PROBLEM REQUIREMENTS:
Extract every line below that contains the word "Kultur".

(Dataset excerpt)
-- begin --

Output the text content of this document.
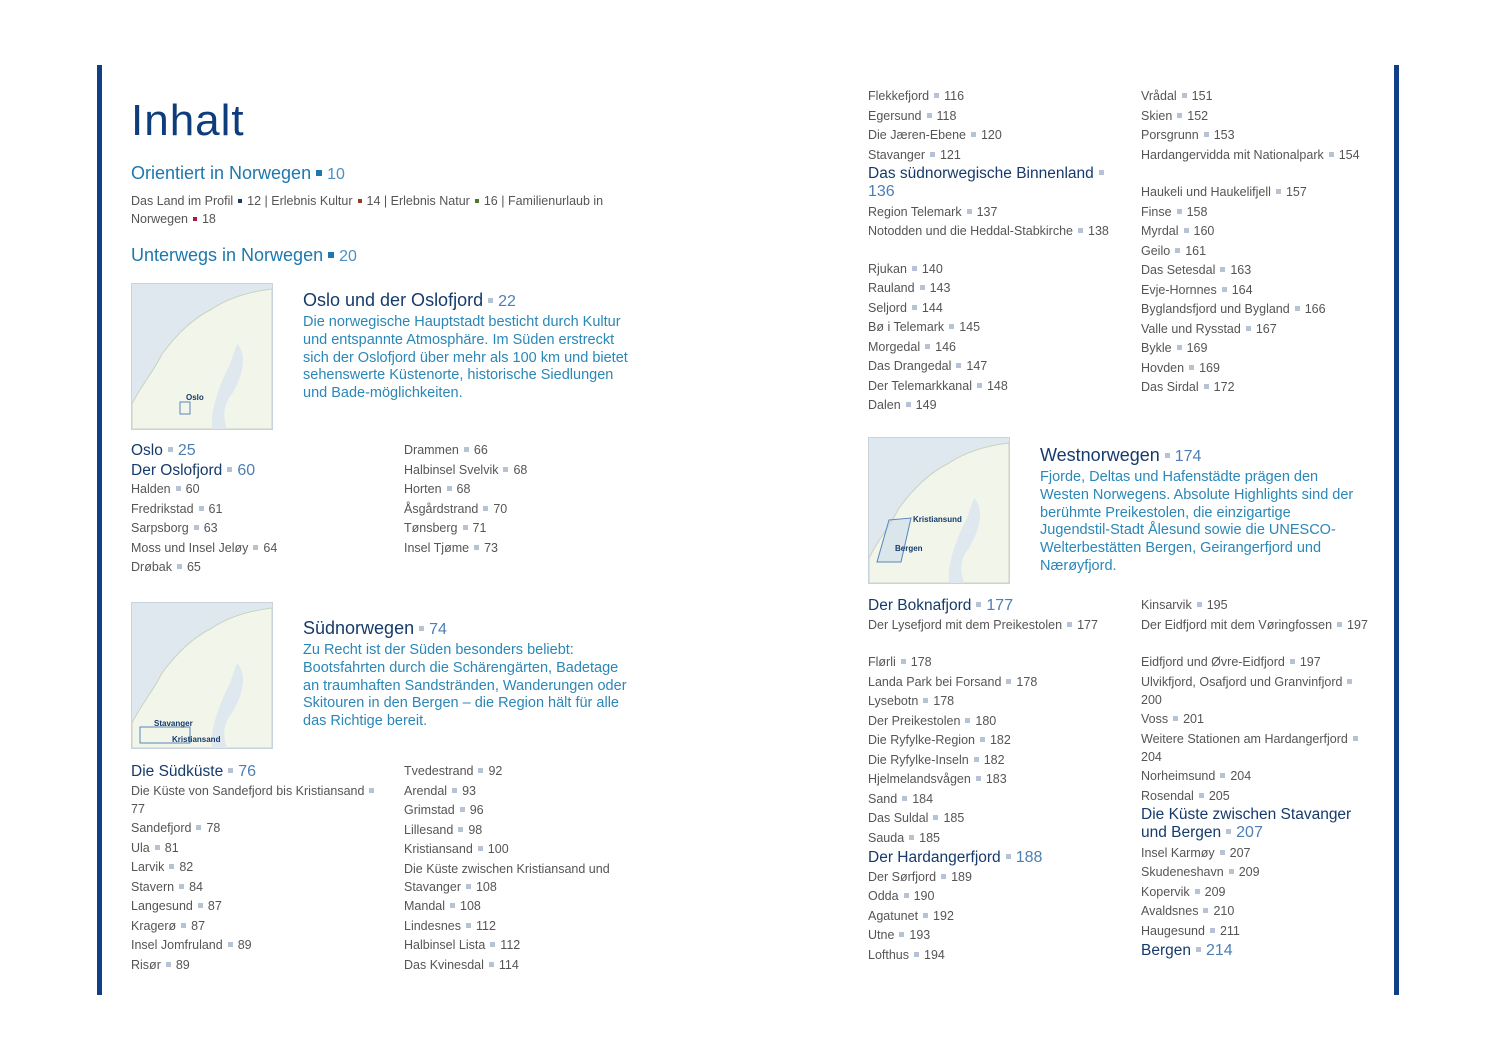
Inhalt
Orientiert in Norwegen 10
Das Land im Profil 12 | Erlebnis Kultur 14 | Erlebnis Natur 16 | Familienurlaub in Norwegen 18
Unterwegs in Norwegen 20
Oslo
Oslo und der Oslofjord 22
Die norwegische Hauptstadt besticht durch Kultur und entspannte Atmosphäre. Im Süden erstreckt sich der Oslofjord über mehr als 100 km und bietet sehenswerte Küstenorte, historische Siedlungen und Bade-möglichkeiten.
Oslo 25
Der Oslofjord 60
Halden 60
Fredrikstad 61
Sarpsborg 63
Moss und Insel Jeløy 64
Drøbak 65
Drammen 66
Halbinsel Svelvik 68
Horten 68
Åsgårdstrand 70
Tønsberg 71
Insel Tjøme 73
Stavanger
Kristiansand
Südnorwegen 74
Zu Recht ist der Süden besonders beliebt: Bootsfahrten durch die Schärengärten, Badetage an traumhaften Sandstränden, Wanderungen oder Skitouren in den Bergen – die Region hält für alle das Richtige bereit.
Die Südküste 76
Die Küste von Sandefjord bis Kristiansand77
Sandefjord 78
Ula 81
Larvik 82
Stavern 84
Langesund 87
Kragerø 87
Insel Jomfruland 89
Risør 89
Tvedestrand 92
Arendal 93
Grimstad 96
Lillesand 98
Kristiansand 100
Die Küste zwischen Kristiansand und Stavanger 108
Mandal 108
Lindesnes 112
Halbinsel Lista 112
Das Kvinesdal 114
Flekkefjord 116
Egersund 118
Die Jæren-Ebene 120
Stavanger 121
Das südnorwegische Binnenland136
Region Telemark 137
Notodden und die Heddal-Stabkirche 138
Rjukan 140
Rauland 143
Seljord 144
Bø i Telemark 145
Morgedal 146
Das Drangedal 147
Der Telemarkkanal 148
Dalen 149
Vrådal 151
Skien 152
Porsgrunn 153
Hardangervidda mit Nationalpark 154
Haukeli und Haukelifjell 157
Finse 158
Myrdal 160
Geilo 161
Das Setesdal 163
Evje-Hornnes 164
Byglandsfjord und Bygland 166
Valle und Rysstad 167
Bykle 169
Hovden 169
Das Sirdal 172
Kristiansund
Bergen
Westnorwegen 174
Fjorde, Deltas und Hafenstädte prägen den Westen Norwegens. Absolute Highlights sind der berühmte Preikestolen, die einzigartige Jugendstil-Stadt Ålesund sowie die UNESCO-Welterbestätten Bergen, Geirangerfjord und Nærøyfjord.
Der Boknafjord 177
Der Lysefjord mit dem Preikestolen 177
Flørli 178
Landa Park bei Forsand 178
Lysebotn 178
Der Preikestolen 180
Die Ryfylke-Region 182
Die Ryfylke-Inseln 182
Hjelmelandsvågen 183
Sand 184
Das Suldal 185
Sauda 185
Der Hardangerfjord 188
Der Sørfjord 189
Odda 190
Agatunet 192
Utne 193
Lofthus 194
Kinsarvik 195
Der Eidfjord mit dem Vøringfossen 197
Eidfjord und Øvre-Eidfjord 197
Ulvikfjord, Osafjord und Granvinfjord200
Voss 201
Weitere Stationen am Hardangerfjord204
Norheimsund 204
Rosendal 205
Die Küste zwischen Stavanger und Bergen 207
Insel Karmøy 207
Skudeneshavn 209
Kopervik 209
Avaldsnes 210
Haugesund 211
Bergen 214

-- end --

SOLVED EXERCISE:
Das Land im Profil 12 | Erlebnis Kultur 14 | Erlebnis Natur 16 | Familienurlaub in Norwegen 18
Die norwegische Hauptstadt besticht durch Kultur und entspannte Atmosphäre. Im Süden erstreckt sich der Oslofjord über mehr als 100 km und bietet sehenswerte Küstenorte, historische Siedlungen und Bade-möglichkeiten.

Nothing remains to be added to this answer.